Exercise.
Scan the entries below and give the number of lines containing "qytetarët", with no accompanying words.

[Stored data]
=====

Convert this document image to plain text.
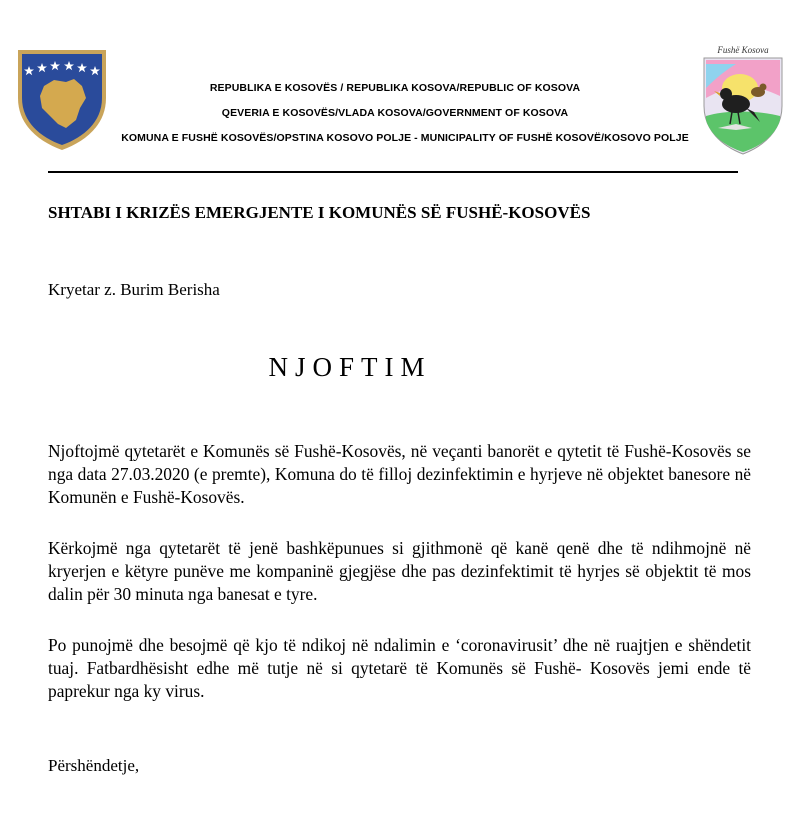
REPUBLIKA E KOSOVËS / REPUBLIKA KOSOVA/REPUBLIC OF KOSOVA
QEVERIA E KOSOVËS/VLADA KOSOVA/GOVERNMENT OF KOSOVA
KOMUNA E FUSHË KOSOVËS/OPSTINA KOSOVO POLJE - MUNICIPALITY OF FUSHË KOSOVË/KOSOVO POLJE
Fushë Kosova
SHTABI I KRIZËS EMERGJENTE I KOMUNËS SË FUSHË-KOSOVËS
Kryetar z. Burim Berisha
NJOFTIM
Njoftojmë qytetarët e Komunës së Fushë-Kosovës, në veçanti banorët e qytetit të Fushë-Kosovës se nga data 27.03.2020 (e premte), Komuna do të filloj dezinfektimin e hyrjeve në objektet banesore në Komunën e Fushë-Kosovës.
Kërkojmë nga qytetarët të jenë bashkëpunues si gjithmonë që kanë qenë dhe të ndihmojnë në kryerjen e këtyre punëve me kompaninë gjegjëse dhe pas dezinfektimit të hyrjes së objektit të mos dalin për 30 minuta nga banesat e tyre.
Po punojmë dhe besojmë që kjo të ndikoj në ndalimin e ‘coronavirusit’ dhe në ruajtjen e shëndetit tuaj. Fatbardhësisht edhe më tutje në si qytetarë të Komunës së Fushë- Kosovës jemi ende të paprekur nga ky virus.
Përshëndetje,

=====

Written solution.
2